Record con riquadri etichettati
------------------------------------------------

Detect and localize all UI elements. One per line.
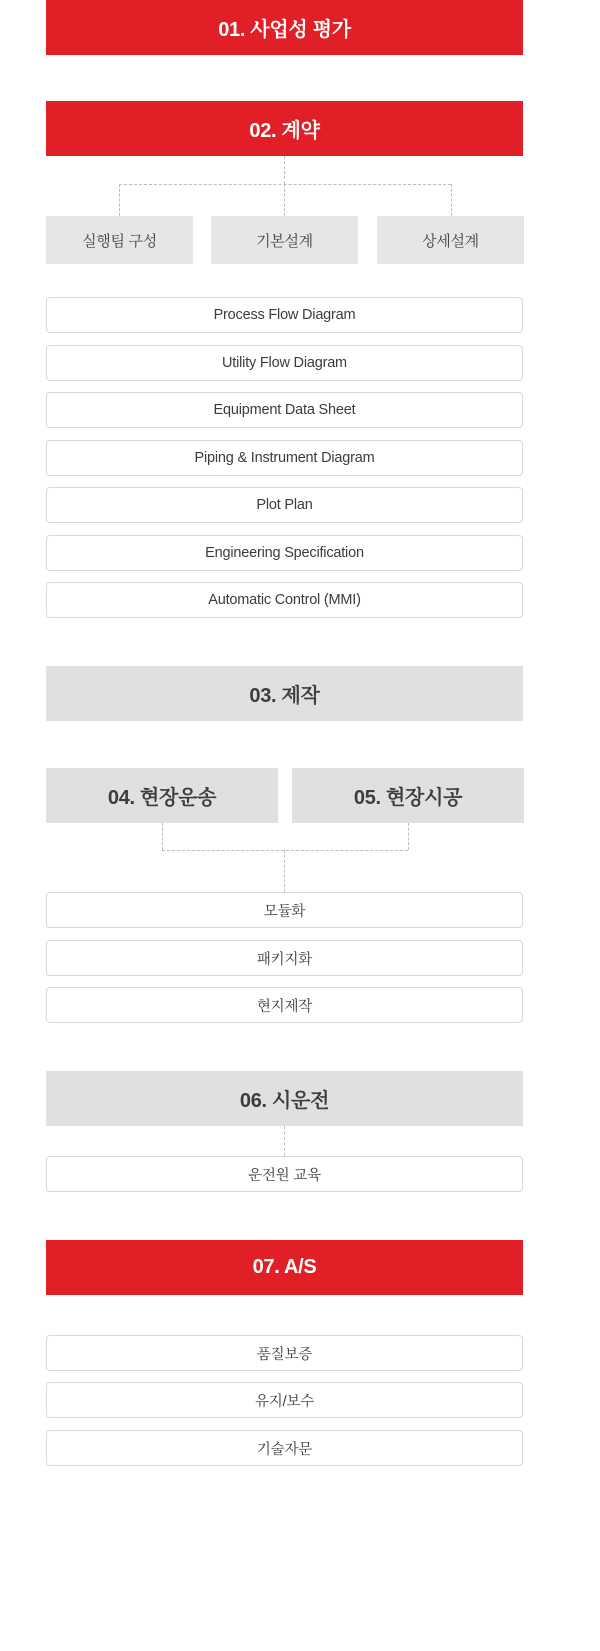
stage-02-label: 02. 계약 bbox=[249, 120, 320, 142]
stage-01-feasibility[interactable] bbox=[46, 0, 523, 55]
stage-01-label: 01. 사업성 평가 bbox=[218, 19, 351, 41]
design-item[interactable] bbox=[46, 582, 523, 618]
design-item[interactable] bbox=[46, 487, 523, 523]
design-item-label: Automatic Control (MMI) bbox=[208, 592, 361, 608]
as-item-label: 품질보증 bbox=[256, 1346, 313, 1363]
as-item-label: 유지/보수 bbox=[254, 1393, 315, 1410]
construction-item[interactable] bbox=[46, 892, 523, 928]
commissioning-item-label: 운전원 교육 bbox=[248, 1167, 321, 1184]
design-item-label: Piping & Instrument Diagram bbox=[194, 450, 375, 466]
design-item[interactable] bbox=[46, 535, 523, 571]
stage-06-label: 06. 시운전 bbox=[239, 1090, 330, 1112]
connector-contract-bus bbox=[119, 184, 451, 185]
stage-02-contract[interactable] bbox=[46, 101, 523, 156]
stage-04-site-transport[interactable] bbox=[46, 768, 278, 823]
stage-07-label: 07. A/S bbox=[252, 1256, 317, 1278]
subgroup-basic-design-label: 기본설계 bbox=[256, 232, 313, 250]
construction-item-label: 모듈화 bbox=[263, 903, 306, 920]
commissioning-item[interactable] bbox=[46, 1156, 523, 1192]
stage-05-site-construction[interactable] bbox=[292, 768, 524, 823]
connector-site-stem bbox=[284, 850, 285, 892]
design-item[interactable] bbox=[46, 440, 523, 476]
as-item-label: 기술자문 bbox=[256, 1441, 313, 1458]
stage-03-label: 03. 제작 bbox=[249, 685, 320, 707]
connector-contract-stem bbox=[284, 156, 285, 184]
connector-contract-branch-2 bbox=[284, 184, 285, 216]
stage-07-after-service[interactable] bbox=[46, 1240, 523, 1295]
connector-commissioning-stem bbox=[284, 1126, 285, 1156]
stage-04-label: 04. 현장운송 bbox=[107, 787, 217, 809]
construction-item[interactable] bbox=[46, 987, 523, 1023]
as-item[interactable] bbox=[46, 1335, 523, 1371]
design-item-label: Plot Plan bbox=[256, 497, 313, 513]
design-item-label: Utility Flow Diagram bbox=[222, 355, 347, 371]
subgroup-basic-design[interactable] bbox=[211, 216, 358, 264]
design-item-label: Process Flow Diagram bbox=[213, 307, 356, 323]
stage-03-manufacturing[interactable] bbox=[46, 666, 523, 721]
stage-05-label: 05. 현장시공 bbox=[353, 787, 463, 809]
as-item[interactable] bbox=[46, 1430, 523, 1466]
connector-contract-branch-3 bbox=[451, 184, 452, 216]
connector-contract-branch-1 bbox=[119, 184, 120, 216]
connector-site-branch-right bbox=[408, 823, 409, 850]
design-item-label: Engineering Specification bbox=[205, 545, 364, 561]
design-item-label: Equipment Data Sheet bbox=[213, 402, 356, 418]
subgroup-detail-design[interactable] bbox=[377, 216, 524, 264]
construction-item-label: 현지제작 bbox=[256, 998, 313, 1015]
stage-06-commissioning[interactable] bbox=[46, 1071, 523, 1126]
connector-site-bus bbox=[162, 850, 408, 851]
design-item[interactable] bbox=[46, 297, 523, 333]
construction-item[interactable] bbox=[46, 940, 523, 976]
connector-site-branch-left bbox=[162, 823, 163, 850]
design-item[interactable] bbox=[46, 345, 523, 381]
subgroup-detail-design-label: 상세설계 bbox=[422, 232, 479, 250]
subgroup-execution-team-label: 실행팀 구성 bbox=[82, 232, 157, 250]
subgroup-execution-team[interactable] bbox=[46, 216, 193, 264]
as-item[interactable] bbox=[46, 1382, 523, 1418]
design-item[interactable] bbox=[46, 392, 523, 428]
construction-item-label: 패키지화 bbox=[256, 951, 313, 968]
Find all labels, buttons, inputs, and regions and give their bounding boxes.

------------------------------------------------

ISTRUZIONI ▸ Ricopia riga per riga, senza alcuna modifica, tutte le righe dei record e lascia fuori dalla risposta le immagini.

RISPOSTA ▸
Detect and localize all UI elements. One per line.
stage-02-label: 02. 계약 bbox=[249, 120, 320, 142]
stage-01-feasibility[interactable] bbox=[46, 0, 523, 55]
stage-01-label: 01. 사업성 평가 bbox=[218, 19, 351, 41]
design-item[interactable] bbox=[46, 582, 523, 618]
design-item[interactable] bbox=[46, 487, 523, 523]
design-item-label: Automatic Control (MMI) bbox=[208, 592, 361, 608]
as-item-label: 품질보증 bbox=[256, 1346, 313, 1363]
as-item-label: 유지/보수 bbox=[254, 1393, 315, 1410]
construction-item[interactable] bbox=[46, 892, 523, 928]
commissioning-item-label: 운전원 교육 bbox=[248, 1167, 321, 1184]
design-item-label: Piping & Instrument Diagram bbox=[194, 450, 375, 466]
design-item[interactable] bbox=[46, 535, 523, 571]
stage-06-label: 06. 시운전 bbox=[239, 1090, 330, 1112]
connector-contract-bus bbox=[119, 184, 451, 185]
stage-02-contract[interactable] bbox=[46, 101, 523, 156]
stage-04-site-transport[interactable] bbox=[46, 768, 278, 823]
stage-07-label: 07. A/S bbox=[252, 1256, 317, 1278]
subgroup-basic-design-label: 기본설계 bbox=[256, 232, 313, 250]
construction-item-label: 모듈화 bbox=[263, 903, 306, 920]
commissioning-item[interactable] bbox=[46, 1156, 523, 1192]
stage-05-site-construction[interactable] bbox=[292, 768, 524, 823]
connector-site-stem bbox=[284, 850, 285, 892]
design-item[interactable] bbox=[46, 440, 523, 476]
as-item-label: 기술자문 bbox=[256, 1441, 313, 1458]
stage-03-label: 03. 제작 bbox=[249, 685, 320, 707]
connector-contract-stem bbox=[284, 156, 285, 184]
connector-contract-branch-2 bbox=[284, 184, 285, 216]
stage-07-after-service[interactable] bbox=[46, 1240, 523, 1295]
connector-commissioning-stem bbox=[284, 1126, 285, 1156]
stage-04-label: 04. 현장운송 bbox=[107, 787, 217, 809]
construction-item[interactable] bbox=[46, 987, 523, 1023]
as-item[interactable] bbox=[46, 1335, 523, 1371]
design-item-label: Plot Plan bbox=[256, 497, 313, 513]
design-item-label: Utility Flow Diagram bbox=[222, 355, 347, 371]
subgroup-basic-design[interactable] bbox=[211, 216, 358, 264]
design-item-label: Process Flow Diagram bbox=[213, 307, 356, 323]
stage-03-manufacturing[interactable] bbox=[46, 666, 523, 721]
stage-05-label: 05. 현장시공 bbox=[353, 787, 463, 809]
as-item[interactable] bbox=[46, 1430, 523, 1466]
connector-contract-branch-3 bbox=[451, 184, 452, 216]
connector-contract-branch-1 bbox=[119, 184, 120, 216]
connector-site-branch-right bbox=[408, 823, 409, 850]
design-item-label: Engineering Specification bbox=[205, 545, 364, 561]
design-item-label: Equipment Data Sheet bbox=[213, 402, 356, 418]
subgroup-detail-design[interactable] bbox=[377, 216, 524, 264]
construction-item-label: 현지제작 bbox=[256, 998, 313, 1015]
stage-06-commissioning[interactable] bbox=[46, 1071, 523, 1126]
connector-site-bus bbox=[162, 850, 408, 851]
design-item[interactable] bbox=[46, 297, 523, 333]
construction-item[interactable] bbox=[46, 940, 523, 976]
connector-site-branch-left bbox=[162, 823, 163, 850]
design-item[interactable] bbox=[46, 345, 523, 381]
subgroup-detail-design-label: 상세설계 bbox=[422, 232, 479, 250]
subgroup-execution-team-label: 실행팀 구성 bbox=[82, 232, 157, 250]
subgroup-execution-team[interactable] bbox=[46, 216, 193, 264]
as-item[interactable] bbox=[46, 1382, 523, 1418]
design-item[interactable] bbox=[46, 392, 523, 428]
construction-item-label: 패키지화 bbox=[256, 951, 313, 968]
Find all labels, buttons, inputs, and regions and give their bounding boxes.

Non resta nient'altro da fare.